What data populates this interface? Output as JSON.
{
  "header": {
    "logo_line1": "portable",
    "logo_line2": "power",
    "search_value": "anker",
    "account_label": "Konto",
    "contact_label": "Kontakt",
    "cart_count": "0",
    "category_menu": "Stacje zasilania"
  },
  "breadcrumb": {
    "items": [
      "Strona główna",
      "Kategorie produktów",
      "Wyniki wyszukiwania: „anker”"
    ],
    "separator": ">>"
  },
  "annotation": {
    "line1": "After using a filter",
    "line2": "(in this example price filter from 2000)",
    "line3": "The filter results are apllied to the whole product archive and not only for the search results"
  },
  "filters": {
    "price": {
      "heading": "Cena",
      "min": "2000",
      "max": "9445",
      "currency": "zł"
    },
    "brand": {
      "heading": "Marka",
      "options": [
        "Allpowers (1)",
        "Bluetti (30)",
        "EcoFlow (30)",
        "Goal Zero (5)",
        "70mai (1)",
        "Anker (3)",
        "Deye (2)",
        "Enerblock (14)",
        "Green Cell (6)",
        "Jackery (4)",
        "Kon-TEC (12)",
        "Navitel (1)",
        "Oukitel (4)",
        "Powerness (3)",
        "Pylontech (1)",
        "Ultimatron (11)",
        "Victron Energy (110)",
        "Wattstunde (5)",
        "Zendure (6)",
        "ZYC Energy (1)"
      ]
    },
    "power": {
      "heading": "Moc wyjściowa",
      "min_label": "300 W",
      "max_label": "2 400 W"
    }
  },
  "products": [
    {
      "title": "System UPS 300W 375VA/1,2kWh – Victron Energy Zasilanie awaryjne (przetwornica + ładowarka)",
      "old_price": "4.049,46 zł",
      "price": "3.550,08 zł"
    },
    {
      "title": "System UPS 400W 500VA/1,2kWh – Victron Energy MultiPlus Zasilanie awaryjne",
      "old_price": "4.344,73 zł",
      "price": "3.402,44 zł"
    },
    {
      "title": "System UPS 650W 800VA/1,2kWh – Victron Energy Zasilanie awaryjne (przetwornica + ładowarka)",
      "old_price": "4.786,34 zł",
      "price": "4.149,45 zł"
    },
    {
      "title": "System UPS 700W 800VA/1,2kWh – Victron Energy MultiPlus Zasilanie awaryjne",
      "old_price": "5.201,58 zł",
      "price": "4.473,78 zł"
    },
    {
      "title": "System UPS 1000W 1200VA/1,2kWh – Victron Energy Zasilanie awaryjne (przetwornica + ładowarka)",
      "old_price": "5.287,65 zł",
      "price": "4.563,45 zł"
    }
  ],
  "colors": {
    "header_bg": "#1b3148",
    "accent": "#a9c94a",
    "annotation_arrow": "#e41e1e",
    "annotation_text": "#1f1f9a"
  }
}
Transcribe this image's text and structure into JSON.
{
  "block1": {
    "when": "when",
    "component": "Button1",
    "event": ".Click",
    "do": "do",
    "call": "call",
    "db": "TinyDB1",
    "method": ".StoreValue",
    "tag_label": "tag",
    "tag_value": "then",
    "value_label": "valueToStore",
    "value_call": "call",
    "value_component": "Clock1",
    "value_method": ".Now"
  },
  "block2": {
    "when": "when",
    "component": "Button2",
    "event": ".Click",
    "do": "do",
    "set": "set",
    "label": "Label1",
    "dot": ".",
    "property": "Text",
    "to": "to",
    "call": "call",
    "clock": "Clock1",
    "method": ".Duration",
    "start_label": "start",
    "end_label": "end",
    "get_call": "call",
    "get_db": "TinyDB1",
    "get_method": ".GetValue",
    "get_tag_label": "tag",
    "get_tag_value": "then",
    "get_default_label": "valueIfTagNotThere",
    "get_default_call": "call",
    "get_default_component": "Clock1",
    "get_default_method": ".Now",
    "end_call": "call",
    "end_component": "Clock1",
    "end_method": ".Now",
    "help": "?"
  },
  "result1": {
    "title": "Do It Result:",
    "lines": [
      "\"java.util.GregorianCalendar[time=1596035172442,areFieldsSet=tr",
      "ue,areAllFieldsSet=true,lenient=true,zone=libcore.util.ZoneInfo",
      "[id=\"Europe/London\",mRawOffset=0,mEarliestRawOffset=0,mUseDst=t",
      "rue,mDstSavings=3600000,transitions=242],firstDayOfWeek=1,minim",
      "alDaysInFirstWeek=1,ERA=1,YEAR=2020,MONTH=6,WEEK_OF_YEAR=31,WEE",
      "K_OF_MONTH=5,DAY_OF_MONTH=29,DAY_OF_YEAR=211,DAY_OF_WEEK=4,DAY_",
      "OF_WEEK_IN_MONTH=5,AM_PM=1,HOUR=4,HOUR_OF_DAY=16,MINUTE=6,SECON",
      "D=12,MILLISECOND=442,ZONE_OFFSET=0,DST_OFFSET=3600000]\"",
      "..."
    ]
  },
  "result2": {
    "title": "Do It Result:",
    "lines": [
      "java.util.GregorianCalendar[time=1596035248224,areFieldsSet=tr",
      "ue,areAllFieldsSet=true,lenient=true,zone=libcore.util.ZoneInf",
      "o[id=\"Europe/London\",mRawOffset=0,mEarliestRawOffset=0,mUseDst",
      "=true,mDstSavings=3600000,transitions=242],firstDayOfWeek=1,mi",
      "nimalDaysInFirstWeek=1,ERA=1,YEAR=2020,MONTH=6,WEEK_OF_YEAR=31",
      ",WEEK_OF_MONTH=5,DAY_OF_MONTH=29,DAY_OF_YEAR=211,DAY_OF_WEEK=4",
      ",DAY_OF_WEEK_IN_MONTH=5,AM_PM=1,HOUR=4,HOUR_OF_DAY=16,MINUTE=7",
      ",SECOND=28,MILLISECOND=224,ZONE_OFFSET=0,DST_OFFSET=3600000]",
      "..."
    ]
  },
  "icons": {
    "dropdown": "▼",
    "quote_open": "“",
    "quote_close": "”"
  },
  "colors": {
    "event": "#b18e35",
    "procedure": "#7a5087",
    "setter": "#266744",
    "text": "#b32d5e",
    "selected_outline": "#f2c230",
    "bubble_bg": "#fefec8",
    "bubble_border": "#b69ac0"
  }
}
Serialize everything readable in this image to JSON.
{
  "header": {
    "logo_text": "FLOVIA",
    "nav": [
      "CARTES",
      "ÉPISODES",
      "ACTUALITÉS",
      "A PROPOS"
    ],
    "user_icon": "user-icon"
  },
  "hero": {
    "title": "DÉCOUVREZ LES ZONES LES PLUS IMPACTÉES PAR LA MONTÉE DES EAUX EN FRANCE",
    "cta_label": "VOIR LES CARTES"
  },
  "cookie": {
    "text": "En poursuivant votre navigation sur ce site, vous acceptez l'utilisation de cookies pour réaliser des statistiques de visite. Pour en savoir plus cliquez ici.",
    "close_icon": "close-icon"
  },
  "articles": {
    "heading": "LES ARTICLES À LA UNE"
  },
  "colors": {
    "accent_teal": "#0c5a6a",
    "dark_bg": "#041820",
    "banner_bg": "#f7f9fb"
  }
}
######
**EXERCISE**
Show the data once more, exactly as it was written.

**ANSWER TO THE PROBLEM**
What data populates this interface? Output as JSON.
{
  "header": {
    "logo_line1": "portable",
    "logo_line2": "power",
    "search_value": "anker",
    "account_label": "Konto",
    "contact_label": "Kontakt",
    "cart_count": "0",
    "category_menu": "Stacje zasilania"
  },
  "breadcrumb": {
    "items": [
      "Strona główna",
      "Kategorie produktów",
      "Wyniki wyszukiwania: „anker”"
    ],
    "separator": ">>"
  },
  "annotation": {
    "line1": "After using a filter",
    "line2": "(in this example price filter from 2000)",
    "line3": "The filter results are apllied to the whole product archive and not only for the search results"
  },
  "filters": {
    "price": {
      "heading": "Cena",
      "min": "2000",
      "max": "9445",
      "currency": "zł"
    },
    "brand": {
      "heading": "Marka",
      "options": [
        "Allpowers (1)",
        "Bluetti (30)",
        "EcoFlow (30)",
        "Goal Zero (5)",
        "70mai (1)",
        "Anker (3)",
        "Deye (2)",
        "Enerblock (14)",
        "Green Cell (6)",
        "Jackery (4)",
        "Kon-TEC (12)",
        "Navitel (1)",
        "Oukitel (4)",
        "Powerness (3)",
        "Pylontech (1)",
        "Ultimatron (11)",
        "Victron Energy (110)",
        "Wattstunde (5)",
        "Zendure (6)",
        "ZYC Energy (1)"
      ]
    },
    "power": {
      "heading": "Moc wyjściowa",
      "min_label": "300 W",
      "max_label": "2 400 W"
    }
  },
  "products": [
    {
      "title": "System UPS 300W 375VA/1,2kWh – Victron Energy Zasilanie awaryjne (przetwornica + ładowarka)",
      "old_price": "4.049,46 zł",
      "price": "3.550,08 zł"
    },
    {
      "title": "System UPS 400W 500VA/1,2kWh – Victron Energy MultiPlus Zasilanie awaryjne",
      "old_price": "4.344,73 zł",
      "price": "3.402,44 zł"
    },
    {
      "title": "System UPS 650W 800VA/1,2kWh – Victron Energy Zasilanie awaryjne (przetwornica + ładowarka)",
      "old_price": "4.786,34 zł",
      "price": "4.149,45 zł"
    },
    {
      "title": "System UPS 700W 800VA/1,2kWh – Victron Energy MultiPlus Zasilanie awaryjne",
      "old_price": "5.201,58 zł",
      "price": "4.473,78 zł"
    },
    {
      "title": "System UPS 1000W 1200VA/1,2kWh – Victron Energy Zasilanie awaryjne (przetwornica + ładowarka)",
      "old_price": "5.287,65 zł",
      "price": "4.563,45 zł"
    }
  ],
  "colors": {
    "header_bg": "#1b3148",
    "accent": "#a9c94a",
    "annotation_arrow": "#e41e1e",
    "annotation_text": "#1f1f9a"
  }
}
Transcribe this image's text and structure into JSON.
{
  "block1": {
    "when": "when",
    "component": "Button1",
    "event": ".Click",
    "do": "do",
    "call": "call",
    "db": "TinyDB1",
    "method": ".StoreValue",
    "tag_label": "tag",
    "tag_value": "then",
    "value_label": "valueToStore",
    "value_call": "call",
    "value_component": "Clock1",
    "value_method": ".Now"
  },
  "block2": {
    "when": "when",
    "component": "Button2",
    "event": ".Click",
    "do": "do",
    "set": "set",
    "label": "Label1",
    "dot": ".",
    "property": "Text",
    "to": "to",
    "call": "call",
    "clock": "Clock1",
    "method": ".Duration",
    "start_label": "start",
    "end_label": "end",
    "get_call": "call",
    "get_db": "TinyDB1",
    "get_method": ".GetValue",
    "get_tag_label": "tag",
    "get_tag_value": "then",
    "get_default_label": "valueIfTagNotThere",
    "get_default_call": "call",
    "get_default_component": "Clock1",
    "get_default_method": ".Now",
    "end_call": "call",
    "end_component": "Clock1",
    "end_method": ".Now",
    "help": "?"
  },
  "result1": {
    "title": "Do It Result:",
    "lines": [
      "\"java.util.GregorianCalendar[time=1596035172442,areFieldsSet=tr",
      "ue,areAllFieldsSet=true,lenient=true,zone=libcore.util.ZoneInfo",
      "[id=\"Europe/London\",mRawOffset=0,mEarliestRawOffset=0,mUseDst=t",
      "rue,mDstSavings=3600000,transitions=242],firstDayOfWeek=1,minim",
      "alDaysInFirstWeek=1,ERA=1,YEAR=2020,MONTH=6,WEEK_OF_YEAR=31,WEE",
      "K_OF_MONTH=5,DAY_OF_MONTH=29,DAY_OF_YEAR=211,DAY_OF_WEEK=4,DAY_",
      "OF_WEEK_IN_MONTH=5,AM_PM=1,HOUR=4,HOUR_OF_DAY=16,MINUTE=6,SECON",
      "D=12,MILLISECOND=442,ZONE_OFFSET=0,DST_OFFSET=3600000]\"",
      "..."
    ]
  },
  "result2": {
    "title": "Do It Result:",
    "lines": [
      "java.util.GregorianCalendar[time=1596035248224,areFieldsSet=tr",
      "ue,areAllFieldsSet=true,lenient=true,zone=libcore.util.ZoneInf",
      "o[id=\"Europe/London\",mRawOffset=0,mEarliestRawOffset=0,mUseDst",
      "=true,mDstSavings=3600000,transitions=242],firstDayOfWeek=1,mi",
      "nimalDaysInFirstWeek=1,ERA=1,YEAR=2020,MONTH=6,WEEK_OF_YEAR=31",
      ",WEEK_OF_MONTH=5,DAY_OF_MONTH=29,DAY_OF_YEAR=211,DAY_OF_WEEK=4",
      ",DAY_OF_WEEK_IN_MONTH=5,AM_PM=1,HOUR=4,HOUR_OF_DAY=16,MINUTE=7",
      ",SECOND=28,MILLISECOND=224,ZONE_OFFSET=0,DST_OFFSET=3600000]",
      "..."
    ]
  },
  "icons": {
    "dropdown": "▼",
    "quote_open": "“",
    "quote_close": "”"
  },
  "colors": {
    "event": "#b18e35",
    "procedure": "#7a5087",
    "setter": "#266744",
    "text": "#b32d5e",
    "selected_outline": "#f2c230",
    "bubble_bg": "#fefec8",
    "bubble_border": "#b69ac0"
  }
}
Serialize everything readable in this image to JSON.
{
  "header": {
    "logo_text": "FLOVIA",
    "nav": [
      "CARTES",
      "ÉPISODES",
      "ACTUALITÉS",
      "A PROPOS"
    ],
    "user_icon": "user-icon"
  },
  "hero": {
    "title": "DÉCOUVREZ LES ZONES LES PLUS IMPACTÉES PAR LA MONTÉE DES EAUX EN FRANCE",
    "cta_label": "VOIR LES CARTES"
  },
  "cookie": {
    "text": "En poursuivant votre navigation sur ce site, vous acceptez l'utilisation de cookies pour réaliser des statistiques de visite. Pour en savoir plus cliquez ici.",
    "close_icon": "close-icon"
  },
  "articles": {
    "heading": "LES ARTICLES À LA UNE"
  },
  "colors": {
    "accent_teal": "#0c5a6a",
    "dark_bg": "#041820",
    "banner_bg": "#f7f9fb"
  }
}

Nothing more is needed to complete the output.